SHORT TASK 1.
Say whether each statement below agrees with the tree problem text. Answer yes or no for each, and quote the deciding words of the text.
(a) Removing an edge from a tree T yields two separate trees.
(b) Every vertex of the tree is assigned a negative integer.
(c) Tree_diff is the absolute difference between the sums of the two resulting trees.
SHORT TASK 2. Continue the tree problem text from where it stops.

Atul is into graph theory, and he is learning about trees nowadays. He observed that the removal of an edge from a given tree T will result in the formation of two separate trees, T1 and T2.

Each vertex of the tree T is assigned a positive integer. Your task is to remove an edge, such that the Tree_diff of the resultant trees is minimized. Tree_diff is defined as the following:

 F(T) = Sum of numbers written on each vertex of a tree T
 Tree_diff(T) = abs(F(T1) - F(T2))

Input Format:

The first line will contain an integer \$N\$, i.e. the number of vertices in the tree.

The next line will contain \$N\$ integers separated by a single space, i.e. the values assigned to each of the vertices.

The next \$N−1\$ lines contain a pair of integers each, separated by a single space, that denote the edges of the tree.

STORED DATA.
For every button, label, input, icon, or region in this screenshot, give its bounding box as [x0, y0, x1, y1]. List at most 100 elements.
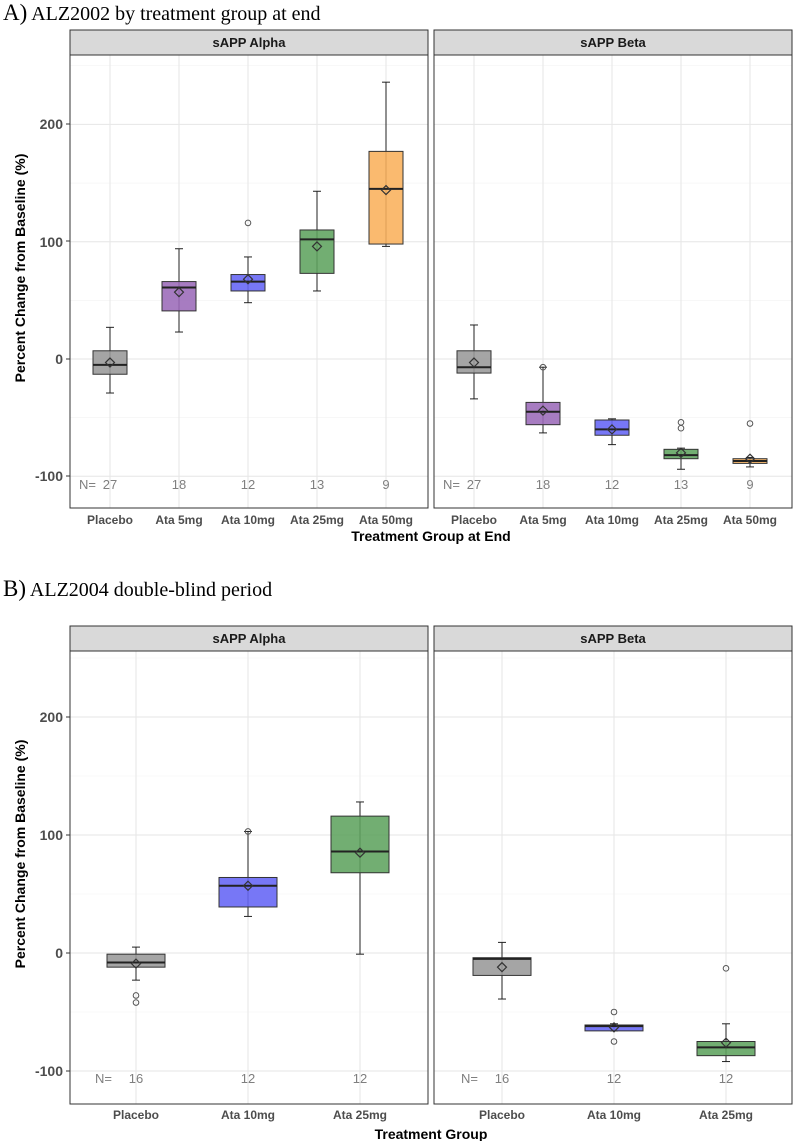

EXERCISE RESPONSE 1.
(a) Yes: "the removal of an edge from a given tree T will result in the formation of two separate trees, T1 and T2."
(b) No: "Each vertex of the tree T is assigned a positive integer."
(c) Yes: "Tree_diff(T) = abs(F(T1) - F(T2))"

EXERCISE RESPONSE 2.
In the above input, the vertices are numbered from \$1\$ to \$N\$.

Output Format:

A single line containing the minimum value of Tree_diff.

Constraints:

\$3≤N≤105\$ \$1≤\$ number written on each vertex \$≤1001\$

Sample Input:

6  
100 200 100 500 100 600  
1 2  
2 3  
2 5  
4 5  
5 6  

Sample Output:

400

Explanation:

Originally, we can represent tree as

         1(100)
          \
           2(200)
          / \
    (100)5   3(100)
        / \
  (500)4   6(600)

Cutting the edge at 1 2 would result in Tree_diff = 1500-100 = 1400 
Cutting the edge at 2 3 would result in Tree_diff = 1500-100 = 1400 
Cutting the edge at 2 5 would result in Tree_diff = 1200-400 = 800 
Cutting the edge at 4 5 would result in Tree_diff = 1100-500 = 600 
Cutting the edge at 5 6 would result in Tree_diff = 1000-600 = 400

Hence, the answer is 400.

The solution is in Python, with iterative BFS. I could only pass the first five tests and timed out on the rest. Any hints for improving time complexity? Input size can be up to \$100,000\$ vertices.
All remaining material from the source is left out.